### [Brief]
Make an exact copy of each entry, leaving out every picture.

--- START Input ---

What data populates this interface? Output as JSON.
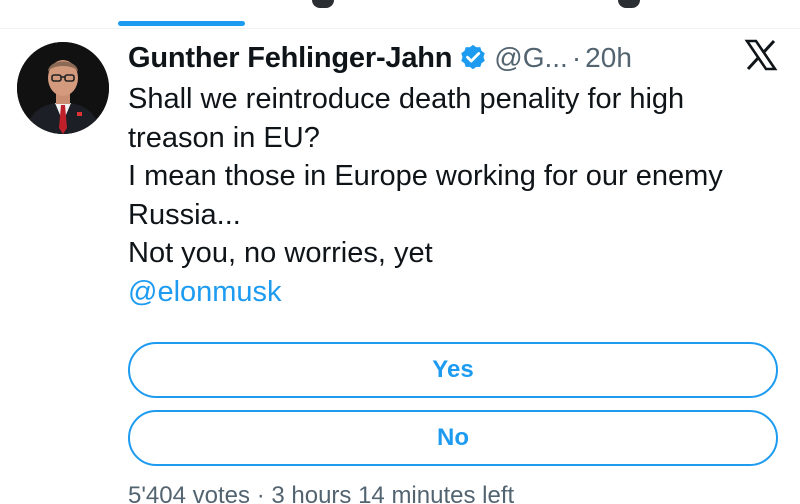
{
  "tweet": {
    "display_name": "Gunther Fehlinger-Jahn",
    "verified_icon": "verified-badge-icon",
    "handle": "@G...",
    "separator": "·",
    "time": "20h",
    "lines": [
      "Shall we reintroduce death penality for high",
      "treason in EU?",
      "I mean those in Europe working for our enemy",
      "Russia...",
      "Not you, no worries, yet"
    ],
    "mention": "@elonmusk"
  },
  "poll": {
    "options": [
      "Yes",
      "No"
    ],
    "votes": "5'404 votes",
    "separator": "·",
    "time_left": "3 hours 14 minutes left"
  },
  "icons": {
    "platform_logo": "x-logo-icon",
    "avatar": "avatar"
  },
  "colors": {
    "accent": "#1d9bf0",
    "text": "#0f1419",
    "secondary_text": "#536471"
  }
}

--- END Input ---

### [Reply to the task]
What data populates this interface? Output as JSON.
{
  "tweet": {
    "display_name": "Gunther Fehlinger-Jahn",
    "verified_icon": "verified-badge-icon",
    "handle": "@G...",
    "separator": "·",
    "time": "20h",
    "lines": [
      "Shall we reintroduce death penality for high",
      "treason in EU?",
      "I mean those in Europe working for our enemy",
      "Russia...",
      "Not you, no worries, yet"
    ],
    "mention": "@elonmusk"
  },
  "poll": {
    "options": [
      "Yes",
      "No"
    ],
    "votes": "5'404 votes",
    "separator": "·",
    "time_left": "3 hours 14 minutes left"
  },
  "icons": {
    "platform_logo": "x-logo-icon",
    "avatar": "avatar"
  },
  "colors": {
    "accent": "#1d9bf0",
    "text": "#0f1419",
    "secondary_text": "#536471"
  }
}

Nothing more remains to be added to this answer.